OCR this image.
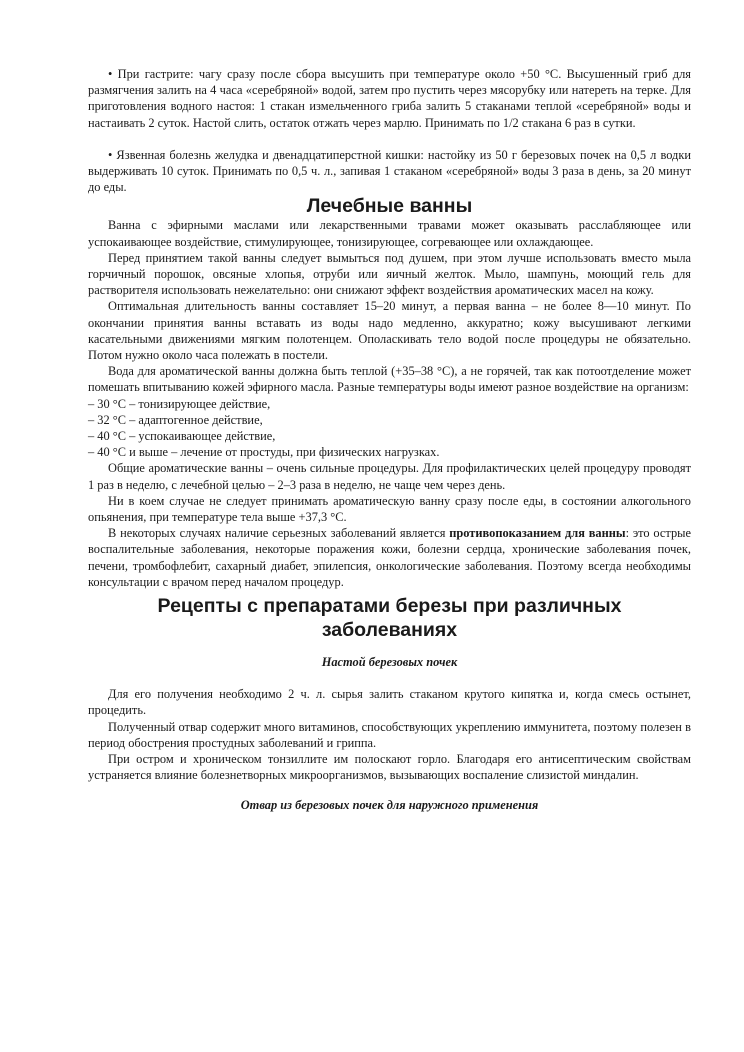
• При гастрите: чагу сразу после сбора высушить при температуре около +50 °С. Высушенный гриб для размягчения залить на 4 часа «серебряной» водой, затем про пустить через мясорубку или натереть на терке. Для приготовления водного настоя: 1 стакан измельченного гриба залить 5 стаканами теплой «серебряной» воды и настаивать 2 суток. Настой слить, остаток отжать через марлю. Принимать по 1/2 стакана 6 раз в сутки.

• Язвенная болезнь желудка и двенадцатиперстной кишки: настойку из 50 г березовых почек на 0,5 л водки выдерживать 10 суток. Принимать по 0,5 ч. л., запивая 1 стаканом «серебряной» воды 3 раза в день, за 20 минут до еды.

Лечебные ванны

Ванна с эфирными маслами или лекарственными травами может оказывать расслабляющее или успокаивающее воздействие, стимулирующее, тонизирующее, согревающее или охлаждающее.

Перед принятием такой ванны следует вымыться под душем, при этом лучше использовать вместо мыла горчичный порошок, овсяные хлопья, отруби или яичный желток. Мыло, шампунь, моющий гель для растворителя использовать нежелательно: они снижают эффект воздействия ароматических масел на кожу.

Оптимальная длительность ванны составляет 15–20 минут, а первая ванна – не более 8—10 минут. По окончании принятия ванны вставать из воды надо медленно, аккуратно; кожу высушивают легкими касательными движениями мягким полотенцем. Ополаскивать тело водой после процедуры не обязательно. Потом нужно около часа полежать в постели.

Вода для ароматической ванны должна быть теплой (+35–38 °С), а не горячей, так как потоотделение может помешать впитыванию кожей эфирного масла. Разные температуры воды имеют разное воздействие на организм:

– 30 °С – тонизирующее действие,

– 32 °С – адаптогенное действие,

– 40 °С – успокаивающее действие,

– 40 °С и выше – лечение от простуды, при физических нагрузках.

Общие ароматические ванны – очень сильные процедуры. Для профилактических целей процедуру проводят 1 раз в неделю, с лечебной целью – 2–3 раза в неделю, не чаще чем через день.

Ни в коем случае не следует принимать ароматическую ванну сразу после еды, в состоянии алкогольного опьянения, при температуре тела выше +37,3 °С.

В некоторых случаях наличие серьезных заболеваний является противопоказанием для ванны: это острые воспалительные заболевания, некоторые поражения кожи, болезни сердца, хронические заболевания почек, печени, тромбофлебит, сахарный диабет, эпилепсия, онкологические заболевания. Поэтому всегда необходимы консультации с врачом перед началом процедур.

Рецепты с препаратами березы при различных
заболеваниях

Настой березовых почек

Для его получения необходимо 2 ч. л. сырья залить стаканом крутого кипятка и, когда смесь остынет, процедить.

Полученный отвар содержит много витаминов, способствующих укреплению иммунитета, поэтому полезен в период обострения простудных заболеваний и гриппа.

При остром и хроническом тонзиллите им полоскают горло. Благодаря его антисептическим свойствам устраняется влияние болезнетворных микроорганизмов, вызывающих воспаление слизистой миндалин.

Отвар из березовых почек для наружного применения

■ **Required work**:
Copy every line of the records above that contains "день".

■ **Written reply**:
• Язвенная болезнь желудка и двенадцатиперстной кишки: настойку из 50 г березовых почек на 0,5 л водки выдерживать 10 суток. Принимать по 0,5 ч. л., запивая 1 стаканом «серебряной» воды 3 раза в день, за 20 минут до еды.
Общие ароматические ванны – очень сильные процедуры. Для профилактических целей процедуру проводят 1 раз в неделю, с лечебной целью – 2–3 раза в неделю, не чаще чем через день.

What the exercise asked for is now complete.